# [WHAT YOU SHOULD DO]
Each entry that follows is to be retyped exactly. Pictures do not belong in the copy.

-------- DATASET EXTRACT --------

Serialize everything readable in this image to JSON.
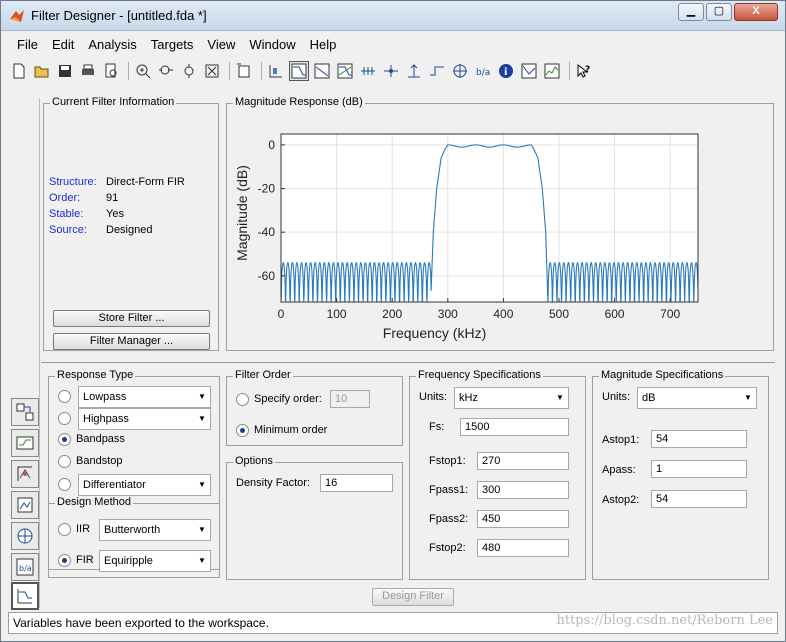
{
  "window": {
    "title": "Filter Designer -  [untitled.fda *]",
    "minimize_label": "▁",
    "maximize_label": "▢",
    "close_label": "X"
  },
  "menu": [
    {
      "label": "File"
    },
    {
      "label": "Edit"
    },
    {
      "label": "Analysis"
    },
    {
      "label": "Targets"
    },
    {
      "label": "View"
    },
    {
      "label": "Window"
    },
    {
      "label": "Help"
    }
  ],
  "current_filter": {
    "title": "Current Filter Information",
    "structure_label": "Structure:",
    "structure_value": "Direct-Form FIR",
    "order_label": "Order:",
    "order_value": "91",
    "stable_label": "Stable:",
    "stable_value": "Yes",
    "source_label": "Source:",
    "source_value": "Designed",
    "store_button": "Store Filter ...",
    "manager_button": "Filter Manager ..."
  },
  "magnitude_panel": {
    "title": "Magnitude Response (dB)"
  },
  "chart_data": {
    "type": "line",
    "title": "",
    "xlabel": "Frequency (kHz)",
    "ylabel": "Magnitude (dB)",
    "xlim": [
      0,
      750
    ],
    "ylim": [
      -72,
      5
    ],
    "xticks": [
      0,
      100,
      200,
      300,
      400,
      500,
      600,
      700
    ],
    "yticks": [
      0,
      -20,
      -40,
      -60
    ],
    "grid": true,
    "color": "#2b7bb9",
    "description_points": {
      "stopband1_end_khz": 270,
      "passband_start_khz": 300,
      "passband_end_khz": 450,
      "stopband2_start_khz": 480,
      "stopband_ripple_top_db": -54,
      "stopband_floor_db": -72,
      "passband_ripple_db": 1
    },
    "series": [
      {
        "x": [
          0,
          270,
          285,
          300,
          310,
          330,
          350,
          375,
          400,
          425,
          440,
          450,
          465,
          480,
          750
        ],
        "y": [
          -54,
          -54,
          -28,
          -1,
          0,
          -1,
          0,
          -1,
          0,
          -1,
          0,
          -1,
          -28,
          -54,
          -54
        ]
      }
    ]
  },
  "response_type": {
    "title": "Response Type",
    "lowpass": "Lowpass",
    "highpass": "Highpass",
    "bandpass": "Bandpass",
    "bandstop": "Bandstop",
    "differentiator": "Differentiator",
    "selected": "Bandpass"
  },
  "design_method": {
    "title": "Design Method",
    "iir_label": "IIR",
    "iir_value": "Butterworth",
    "fir_label": "FIR",
    "fir_value": "Equiripple",
    "selected": "FIR"
  },
  "filter_order": {
    "title": "Filter Order",
    "specify_label": "Specify order:",
    "specify_value": "10",
    "minimum_label": "Minimum order",
    "selected": "Minimum order"
  },
  "options": {
    "title": "Options",
    "density_label": "Density Factor:",
    "density_value": "16"
  },
  "freq_spec": {
    "title": "Frequency Specifications",
    "units_label": "Units:",
    "units_value": "kHz",
    "fs_label": "Fs:",
    "fs_value": "1500",
    "fstop1_label": "Fstop1:",
    "fstop1_value": "270",
    "fpass1_label": "Fpass1:",
    "fpass1_value": "300",
    "fpass2_label": "Fpass2:",
    "fpass2_value": "450",
    "fstop2_label": "Fstop2:",
    "fstop2_value": "480"
  },
  "mag_spec": {
    "title": "Magnitude Specifications",
    "units_label": "Units:",
    "units_value": "dB",
    "astop1_label": "Astop1:",
    "astop1_value": "54",
    "apass_label": "Apass:",
    "apass_value": "1",
    "astop2_label": "Astop2:",
    "astop2_value": "54"
  },
  "design_button": "Design Filter",
  "status": "Variables have been exported to the workspace.",
  "watermark": "https://blog.csdn.net/Reborn Lee"
}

--------

# [COMPLETE RESPONSE]
Serialize everything readable in this image to JSON.
{
  "window": {
    "title": "Filter Designer -  [untitled.fda *]",
    "minimize_label": "▁",
    "maximize_label": "▢",
    "close_label": "X"
  },
  "menu": [
    {
      "label": "File"
    },
    {
      "label": "Edit"
    },
    {
      "label": "Analysis"
    },
    {
      "label": "Targets"
    },
    {
      "label": "View"
    },
    {
      "label": "Window"
    },
    {
      "label": "Help"
    }
  ],
  "current_filter": {
    "title": "Current Filter Information",
    "structure_label": "Structure:",
    "structure_value": "Direct-Form FIR",
    "order_label": "Order:",
    "order_value": "91",
    "stable_label": "Stable:",
    "stable_value": "Yes",
    "source_label": "Source:",
    "source_value": "Designed",
    "store_button": "Store Filter ...",
    "manager_button": "Filter Manager ..."
  },
  "magnitude_panel": {
    "title": "Magnitude Response (dB)"
  },
  "chart_data": {
    "type": "line",
    "title": "",
    "xlabel": "Frequency (kHz)",
    "ylabel": "Magnitude (dB)",
    "xlim": [
      0,
      750
    ],
    "ylim": [
      -72,
      5
    ],
    "xticks": [
      0,
      100,
      200,
      300,
      400,
      500,
      600,
      700
    ],
    "yticks": [
      0,
      -20,
      -40,
      -60
    ],
    "grid": true,
    "color": "#2b7bb9",
    "description_points": {
      "stopband1_end_khz": 270,
      "passband_start_khz": 300,
      "passband_end_khz": 450,
      "stopband2_start_khz": 480,
      "stopband_ripple_top_db": -54,
      "stopband_floor_db": -72,
      "passband_ripple_db": 1
    },
    "series": [
      {
        "x": [
          0,
          270,
          285,
          300,
          310,
          330,
          350,
          375,
          400,
          425,
          440,
          450,
          465,
          480,
          750
        ],
        "y": [
          -54,
          -54,
          -28,
          -1,
          0,
          -1,
          0,
          -1,
          0,
          -1,
          0,
          -1,
          -28,
          -54,
          -54
        ]
      }
    ]
  },
  "response_type": {
    "title": "Response Type",
    "lowpass": "Lowpass",
    "highpass": "Highpass",
    "bandpass": "Bandpass",
    "bandstop": "Bandstop",
    "differentiator": "Differentiator",
    "selected": "Bandpass"
  },
  "design_method": {
    "title": "Design Method",
    "iir_label": "IIR",
    "iir_value": "Butterworth",
    "fir_label": "FIR",
    "fir_value": "Equiripple",
    "selected": "FIR"
  },
  "filter_order": {
    "title": "Filter Order",
    "specify_label": "Specify order:",
    "specify_value": "10",
    "minimum_label": "Minimum order",
    "selected": "Minimum order"
  },
  "options": {
    "title": "Options",
    "density_label": "Density Factor:",
    "density_value": "16"
  },
  "freq_spec": {
    "title": "Frequency Specifications",
    "units_label": "Units:",
    "units_value": "kHz",
    "fs_label": "Fs:",
    "fs_value": "1500",
    "fstop1_label": "Fstop1:",
    "fstop1_value": "270",
    "fpass1_label": "Fpass1:",
    "fpass1_value": "300",
    "fpass2_label": "Fpass2:",
    "fpass2_value": "450",
    "fstop2_label": "Fstop2:",
    "fstop2_value": "480"
  },
  "mag_spec": {
    "title": "Magnitude Specifications",
    "units_label": "Units:",
    "units_value": "dB",
    "astop1_label": "Astop1:",
    "astop1_value": "54",
    "apass_label": "Apass:",
    "apass_value": "1",
    "astop2_label": "Astop2:",
    "astop2_value": "54"
  },
  "design_button": "Design Filter",
  "status": "Variables have been exported to the workspace.",
  "watermark": "https://blog.csdn.net/Reborn Lee"
}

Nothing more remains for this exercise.